— start of Document text —

There’s no shortage of fantastic skiing destinations from Alaska to New Hampshire—there are so many, in fact, that Powder Magazine holds an annual Ski Town Throwdown competition during which snow-sports enthusiasts vote for their favorite ski towns. Some of the contenders offer amazing and affordable B&Bs in addition to plenty of powder and perfectly groomed trails. Here are six ski destinations across the United States that you won’t want to miss, with accompanying inn ideas.
Ski Magazine and Freeskier Magazine ranked Stowe Mountain Resort as the best ski resort in the Eastern region of the United States. Stowe Mountain Resort comprises two separate mountains: Mount Mansfield and Spruce Peak. (Though the first chairlift opened at Sun Valley Resort in 1936, Mount Mansfield has the distinction of being the first ski area in the United States.) Stowe features 116 ski trails, 13 lifts and an average snowfall of 300+ inches, and is known as a legendary ski destination.
Where to stay: Inns in Stowe offer accommodations to suit every traveler’s tastes—from vintage Victorian at Village Victorian to modern luxury atField Guide. At Garden Tower B&B in nearby Waterbury, warm up after a day on the slopes in a spacious suite with a steam bath, a sauna, a fireplace and heated floors.
Skiers and snowboarders love Bozeman, Montana, because it’s home to Moonlight Basin, Bridger Bowl and Big Sky Resort. Big Sky wins for the most acres per skier in the country, with 300 runs on four connected mountains offering 5,800 acres of snowy terrain. Plus, visitors can take advantage of its proximity to Yellowstone National Park, which is about an hour’s drive away. Bozeman is a very walkable town with interesting restaurants and cute cafes and shops dotting its Main Street.
Where to stay: Staying at a bed and breakfast in Bozeman is, of course, the thing to do. Inns range from quaint 19th-century Victorian mansions such as Voss Inn to unique lodges like Howlers Inn—North America’s only bed and breakfast and wolf sanctuary.

— end of Document text —

#### Required tasks:
1. Answer these from the ski destinations article:
(a) How many ski trails does Stowe feature?
(b) Which inn is called North America's only bed and breakfast and wolf sanctuary?
(c) About how far is Yellowstone National Park from Bozeman?
2. Repeat the passage of the ski destinations article between "Skiers and snowboarders" and "and wolf sanctuary.", inclusive.
3. Carry the ski destinations article on from its final sentence.

— start of Listed records —

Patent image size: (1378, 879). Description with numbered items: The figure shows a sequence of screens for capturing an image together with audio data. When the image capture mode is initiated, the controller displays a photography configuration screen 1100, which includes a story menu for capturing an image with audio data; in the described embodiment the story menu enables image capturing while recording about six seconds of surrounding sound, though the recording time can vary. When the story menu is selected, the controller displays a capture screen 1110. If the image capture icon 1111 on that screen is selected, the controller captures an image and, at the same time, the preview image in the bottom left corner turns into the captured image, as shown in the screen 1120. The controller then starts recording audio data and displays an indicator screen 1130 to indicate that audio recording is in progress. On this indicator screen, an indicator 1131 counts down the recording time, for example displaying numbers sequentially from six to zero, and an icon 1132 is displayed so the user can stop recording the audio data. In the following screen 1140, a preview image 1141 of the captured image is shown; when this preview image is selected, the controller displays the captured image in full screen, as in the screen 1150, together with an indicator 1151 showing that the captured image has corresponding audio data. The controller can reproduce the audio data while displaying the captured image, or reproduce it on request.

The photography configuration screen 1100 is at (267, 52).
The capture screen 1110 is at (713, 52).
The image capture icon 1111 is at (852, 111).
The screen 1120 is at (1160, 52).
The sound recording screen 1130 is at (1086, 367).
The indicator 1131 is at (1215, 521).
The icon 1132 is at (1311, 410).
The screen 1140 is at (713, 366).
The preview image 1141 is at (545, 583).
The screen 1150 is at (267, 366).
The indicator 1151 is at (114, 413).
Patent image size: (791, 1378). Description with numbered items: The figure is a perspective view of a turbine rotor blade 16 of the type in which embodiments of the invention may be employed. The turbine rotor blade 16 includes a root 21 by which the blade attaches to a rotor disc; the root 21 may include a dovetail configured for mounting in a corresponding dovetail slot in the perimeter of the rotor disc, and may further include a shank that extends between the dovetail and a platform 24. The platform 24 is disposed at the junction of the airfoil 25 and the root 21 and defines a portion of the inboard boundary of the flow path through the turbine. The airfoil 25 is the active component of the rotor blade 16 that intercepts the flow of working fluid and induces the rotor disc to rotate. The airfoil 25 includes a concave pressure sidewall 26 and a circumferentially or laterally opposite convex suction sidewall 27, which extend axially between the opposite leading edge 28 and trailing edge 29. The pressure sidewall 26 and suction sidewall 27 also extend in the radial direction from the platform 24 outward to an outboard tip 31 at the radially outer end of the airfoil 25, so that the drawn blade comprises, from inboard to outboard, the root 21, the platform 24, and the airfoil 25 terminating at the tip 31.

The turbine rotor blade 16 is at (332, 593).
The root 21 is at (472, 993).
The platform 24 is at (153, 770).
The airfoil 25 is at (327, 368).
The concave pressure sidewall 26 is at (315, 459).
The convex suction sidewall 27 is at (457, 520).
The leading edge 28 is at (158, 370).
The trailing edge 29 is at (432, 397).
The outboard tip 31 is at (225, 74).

— end of Listed records —

#### Per-task answers:
1.
(a) 116
(b) Howlers Inn
(c) About an hour's drive

2.
Skiers and snowboarders love Bozeman, Montana, because it’s home to Moonlight Basin, Bridger Bowl and Big Sky Resort. Big Sky wins for the most acres per skier in the country, with 300 runs on four connected mountains offering 5,800 acres of snowy terrain. Plus, visitors can take advantage of its proximity to Yellowstone National Park, which is about an hour’s drive away. Bozeman is a very walkable town with interesting restaurants and cute cafes and shops dotting its Main Street.
Where to stay: Staying at a bed and breakfast in Bozeman is, of course, the thing to do. Inns range from quaint 19th-century Victorian mansions such as Voss Inn to unique lodges like Howlers Inn—North America’s only bed and breakfast and wolf sanctuary.

3.
The resort town of Girdwood sits in the southern end of Anchorage amid the Chugach Mountains and beckons outdoor enthusiasts from all over the world. If seeing the Northern Lights is on your bucket list, you’re in luck because the auroral activity in this region is frequent. Seafood specialties and Alaskan game are on the menu at local restaurants. Better yet, Girdwood is home to Alyeska Resort, which is known for its steep terrain and deep snowpack, and welcomes skiers year-round with an average annual snowfall of 650 inches.
Where to stay: The 11th Avenue Bed and Breakfast offers gorgeous mountain views and reindeer sausage with breakfast, while the Highland Glen Lodge Bed and Breakfast has spacious rooms and suites (some with separate sleeping areas) and serves English high tea in the afternoon.
Originally settled by miners in 1877, Mammoth Lakes is now inhabited by those prospecting for powder instead of gold. With a summit more than 11,000 feet high, an average snowfall of 400 inches per season and 3,500 acres of terrain, Mammoth Mountain is one of the largest skiing and snowboarding resorts in North America. The longest run here is more than three miles! The resort includes 100 acres of park terrain with rails, boxes, jibs and jumps galore. There are plenty of other winter activities to keep the whole family entertained, including ice skating and dog sledding. Yosemite National Park is just 45 minutes away by car.
Where to stay: Stay at the newly remodeled M Inn Mammoth, located within walking distance of the Village and Canyon Lodge Gondola, or try the New England colonial-style Cinnamon Bear Inn in the heart of downtown Mammoth Lakes.
Near North Conway in New Hampshire’s White Mountains, you’ll find Cranmore Mountain Resort, King Pine Ski Area, Wildcat Mountain, Black Mountain, and the historical Bretton Woods ski area. The nearby Mount Washington Valley includes 780,000 acres of National Forest and has been a popular retreat destination since the 1800s. Moreover, the area is home to some of the most charming B&Bs in New England, some of which date all the way back to the 1700s.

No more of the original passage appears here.